▸ Fragmento de página
'''

La Secretaría de Trabajo y Fomento al Empleo (STyFE) estima que la Ciudad de México podría sumar entre 50 mil y 100 mil puestos de trabajo con motivo de la Copa Mundial de la FIFA 2026, cuyo arranque está programado para junio próximo. Así lo informó la titular de la dependencia, Inés González Nicolás, quien subrayó que el mayor dinamismo se concentrará en el sector servicios.
Tras participar en el foro de consulta pública “Innovación, capacitación y diálogo social”, realizado en el marco del Plan General de Desarrollo 2025-2045, la funcionaria explicó que restaurantes, hoteles y transporte —especialmente el vinculado al turismo— serán los principales motores de contratación. Añadió que en la capital operan alrededor de 250 mil personas en plataformas digitales dedicadas al traslado de pasajeros y a la entrega de alimentos y mercancías, cifra que podría incrementarse conforme se acerque la justa deportiva.

'''

▸ Tarea asignada A
Transcribe de la nota sobre el empleo y el Mundial el pasaje que va desde "Tras participar en" hasta "la justa deportiva.", ambos incluidos.
▸ Tarea asignada B
Sigue redactando la nota sobre el empleo y el Mundial a partir de su última oración.
Las filas de datos no hacen falta aquí.

▸ Filas de datos

'''

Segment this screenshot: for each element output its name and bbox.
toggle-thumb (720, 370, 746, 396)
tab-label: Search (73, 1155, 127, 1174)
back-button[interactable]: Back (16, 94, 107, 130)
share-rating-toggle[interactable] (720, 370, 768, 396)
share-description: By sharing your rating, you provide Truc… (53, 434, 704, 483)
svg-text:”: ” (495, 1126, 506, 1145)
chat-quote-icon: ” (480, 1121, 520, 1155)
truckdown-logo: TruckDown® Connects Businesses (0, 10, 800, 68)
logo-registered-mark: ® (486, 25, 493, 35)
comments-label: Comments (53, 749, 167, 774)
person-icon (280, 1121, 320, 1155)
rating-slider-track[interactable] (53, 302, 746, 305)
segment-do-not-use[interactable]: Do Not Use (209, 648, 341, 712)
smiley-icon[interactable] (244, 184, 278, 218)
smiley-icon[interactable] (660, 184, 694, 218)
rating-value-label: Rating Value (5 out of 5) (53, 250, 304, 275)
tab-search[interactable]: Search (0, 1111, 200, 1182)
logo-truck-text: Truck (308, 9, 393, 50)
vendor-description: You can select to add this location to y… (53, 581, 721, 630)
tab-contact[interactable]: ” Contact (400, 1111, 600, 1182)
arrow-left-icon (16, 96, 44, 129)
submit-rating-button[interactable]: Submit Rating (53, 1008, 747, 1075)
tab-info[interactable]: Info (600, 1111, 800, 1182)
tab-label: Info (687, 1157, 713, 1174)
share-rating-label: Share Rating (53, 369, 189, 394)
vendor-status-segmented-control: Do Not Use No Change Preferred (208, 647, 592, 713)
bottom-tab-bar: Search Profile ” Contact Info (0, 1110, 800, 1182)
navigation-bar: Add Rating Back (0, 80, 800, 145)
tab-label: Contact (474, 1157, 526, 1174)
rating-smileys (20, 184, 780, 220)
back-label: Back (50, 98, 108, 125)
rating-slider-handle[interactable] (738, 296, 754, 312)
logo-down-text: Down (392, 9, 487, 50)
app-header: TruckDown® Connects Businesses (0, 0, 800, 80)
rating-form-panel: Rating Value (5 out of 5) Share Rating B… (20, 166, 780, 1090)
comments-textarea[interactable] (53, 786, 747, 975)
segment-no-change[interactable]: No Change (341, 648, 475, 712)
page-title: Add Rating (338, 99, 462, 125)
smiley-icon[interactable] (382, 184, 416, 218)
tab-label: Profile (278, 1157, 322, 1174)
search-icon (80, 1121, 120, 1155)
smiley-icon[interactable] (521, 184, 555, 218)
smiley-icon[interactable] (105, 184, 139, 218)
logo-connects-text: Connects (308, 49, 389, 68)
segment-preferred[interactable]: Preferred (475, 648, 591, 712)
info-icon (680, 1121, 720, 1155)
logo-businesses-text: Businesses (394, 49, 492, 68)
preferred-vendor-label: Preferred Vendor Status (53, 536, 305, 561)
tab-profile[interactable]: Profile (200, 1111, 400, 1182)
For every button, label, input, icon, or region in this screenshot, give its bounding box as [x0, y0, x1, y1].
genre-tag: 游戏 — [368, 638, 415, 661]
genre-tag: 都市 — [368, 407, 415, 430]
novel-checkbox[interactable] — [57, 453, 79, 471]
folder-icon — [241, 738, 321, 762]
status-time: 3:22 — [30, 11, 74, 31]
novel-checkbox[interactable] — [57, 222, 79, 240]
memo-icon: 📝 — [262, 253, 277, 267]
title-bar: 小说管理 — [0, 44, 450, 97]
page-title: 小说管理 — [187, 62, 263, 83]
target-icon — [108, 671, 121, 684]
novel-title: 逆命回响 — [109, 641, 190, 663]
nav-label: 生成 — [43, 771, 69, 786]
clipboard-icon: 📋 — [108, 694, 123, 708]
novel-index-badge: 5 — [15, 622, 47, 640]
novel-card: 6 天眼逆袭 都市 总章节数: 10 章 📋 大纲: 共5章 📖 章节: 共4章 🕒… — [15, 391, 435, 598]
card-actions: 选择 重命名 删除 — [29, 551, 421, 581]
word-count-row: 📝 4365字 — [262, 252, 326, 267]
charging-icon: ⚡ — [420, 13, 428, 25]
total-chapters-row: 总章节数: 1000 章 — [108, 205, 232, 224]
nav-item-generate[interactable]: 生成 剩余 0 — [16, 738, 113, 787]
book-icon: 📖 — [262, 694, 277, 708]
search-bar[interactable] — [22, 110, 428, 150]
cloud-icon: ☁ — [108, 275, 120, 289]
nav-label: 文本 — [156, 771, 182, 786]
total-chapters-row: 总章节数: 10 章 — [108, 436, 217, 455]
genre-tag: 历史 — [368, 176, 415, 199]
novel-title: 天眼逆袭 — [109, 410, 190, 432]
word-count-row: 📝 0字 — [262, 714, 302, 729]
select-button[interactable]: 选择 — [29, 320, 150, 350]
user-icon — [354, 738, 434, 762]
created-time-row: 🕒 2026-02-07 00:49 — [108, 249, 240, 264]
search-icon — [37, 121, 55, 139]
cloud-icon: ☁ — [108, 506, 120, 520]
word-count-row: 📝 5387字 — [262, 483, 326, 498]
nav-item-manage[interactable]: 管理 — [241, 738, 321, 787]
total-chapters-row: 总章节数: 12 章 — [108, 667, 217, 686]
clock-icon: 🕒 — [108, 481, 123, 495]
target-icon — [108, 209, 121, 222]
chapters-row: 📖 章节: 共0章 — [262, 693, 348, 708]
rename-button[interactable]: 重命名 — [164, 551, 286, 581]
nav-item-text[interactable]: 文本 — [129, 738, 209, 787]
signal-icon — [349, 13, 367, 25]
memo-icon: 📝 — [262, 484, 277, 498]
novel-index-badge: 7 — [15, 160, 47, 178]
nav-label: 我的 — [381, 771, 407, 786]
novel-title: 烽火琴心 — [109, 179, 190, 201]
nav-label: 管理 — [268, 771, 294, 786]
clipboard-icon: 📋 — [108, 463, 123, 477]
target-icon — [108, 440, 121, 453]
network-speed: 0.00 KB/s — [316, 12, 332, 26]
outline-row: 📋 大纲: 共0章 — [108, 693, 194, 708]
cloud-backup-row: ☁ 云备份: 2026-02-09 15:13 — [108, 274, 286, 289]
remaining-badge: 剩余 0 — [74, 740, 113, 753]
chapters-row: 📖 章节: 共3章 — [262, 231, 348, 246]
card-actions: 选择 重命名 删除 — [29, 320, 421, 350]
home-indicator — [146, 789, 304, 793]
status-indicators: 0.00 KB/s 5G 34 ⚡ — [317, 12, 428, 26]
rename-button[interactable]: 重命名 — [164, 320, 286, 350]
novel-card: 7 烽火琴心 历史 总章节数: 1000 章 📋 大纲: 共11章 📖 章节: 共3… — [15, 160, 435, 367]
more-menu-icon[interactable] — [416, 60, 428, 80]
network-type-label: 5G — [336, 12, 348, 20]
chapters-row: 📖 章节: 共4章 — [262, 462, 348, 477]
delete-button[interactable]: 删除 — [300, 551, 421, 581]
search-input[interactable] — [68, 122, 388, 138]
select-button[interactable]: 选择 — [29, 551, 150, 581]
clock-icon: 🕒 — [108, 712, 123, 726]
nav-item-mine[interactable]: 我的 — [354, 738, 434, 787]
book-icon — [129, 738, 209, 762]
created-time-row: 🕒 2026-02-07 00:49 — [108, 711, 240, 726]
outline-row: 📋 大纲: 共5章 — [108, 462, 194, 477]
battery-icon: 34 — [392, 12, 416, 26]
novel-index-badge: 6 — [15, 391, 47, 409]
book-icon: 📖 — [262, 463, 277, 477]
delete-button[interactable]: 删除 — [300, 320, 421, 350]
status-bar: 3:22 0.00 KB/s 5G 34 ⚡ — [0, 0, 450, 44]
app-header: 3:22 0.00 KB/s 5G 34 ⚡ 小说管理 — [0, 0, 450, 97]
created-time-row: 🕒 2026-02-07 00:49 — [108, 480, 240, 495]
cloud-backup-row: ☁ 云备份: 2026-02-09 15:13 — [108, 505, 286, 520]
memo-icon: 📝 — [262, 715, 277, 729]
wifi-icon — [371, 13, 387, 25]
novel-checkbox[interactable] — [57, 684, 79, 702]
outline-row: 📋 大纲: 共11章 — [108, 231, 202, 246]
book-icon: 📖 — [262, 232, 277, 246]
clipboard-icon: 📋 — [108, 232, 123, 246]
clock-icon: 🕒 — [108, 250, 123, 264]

'''

▸ Cuadro de respuesta A
Tras participar en el foro de consulta pública “Innovación, capacitación y diálogo social”, realizado en el marco del Plan General de Desarrollo 2025-2045, la funcionaria explicó que restaurantes, hoteles y transporte —especialmente el vinculado al turismo— serán los principales motores de contratación. Añadió que en la capital operan alrededor de 250 mil personas en plataformas digitales dedicadas al traslado de pasajeros y a la entrega de alimentos y mercancías, cifra que podría incrementarse conforme se acerque la justa deportiva.

▸ Cuadro de respuesta B
González Nicolás puntualizó que el reto no solo consiste en generar empleos durante el evento, sino en evitar que estos desaparezcan una vez concluido. Para ello, consideró fundamental fortalecer el diálogo entre autoridades y sector empresarial, a fin de diseñar estrategias que permitan dar continuidad a las plazas creadas. Las proyecciones, dijo, se basan en experiencias de otras ciudades sede que registraron aumentos significativos en su ocupación laboral durante la Copa del Mundo.
La titular de la STyFE destacó que la economía capitalina se sustenta principalmente en los servicios, el comercio mayorista y minorista, la construcción y el trabajo en plataformas digitales. En ese contexto, llamó a las empresas a impulsar programas de capacitación y profesionalización que garanticen estabilidad y mejores condiciones para las y los trabajadores.
Asimismo, planteó que los gobiernos deben asumir un papel activo en la formación laboral, no solo para atender las nuevas demandas del mercado, sino también para rescatar oficios tradicionales que han perdido presencia con el paso del tiempo, como zapateros, carpinteros o costureras. La estrategia, explicó, debe avanzar en dos vías: responder a la transformación del mercado de trabajo y, al mismo tiempo, ofrecer alternativas de capacitación en actividades esenciales para las comunidades, como electricidad, plomería y albañilería.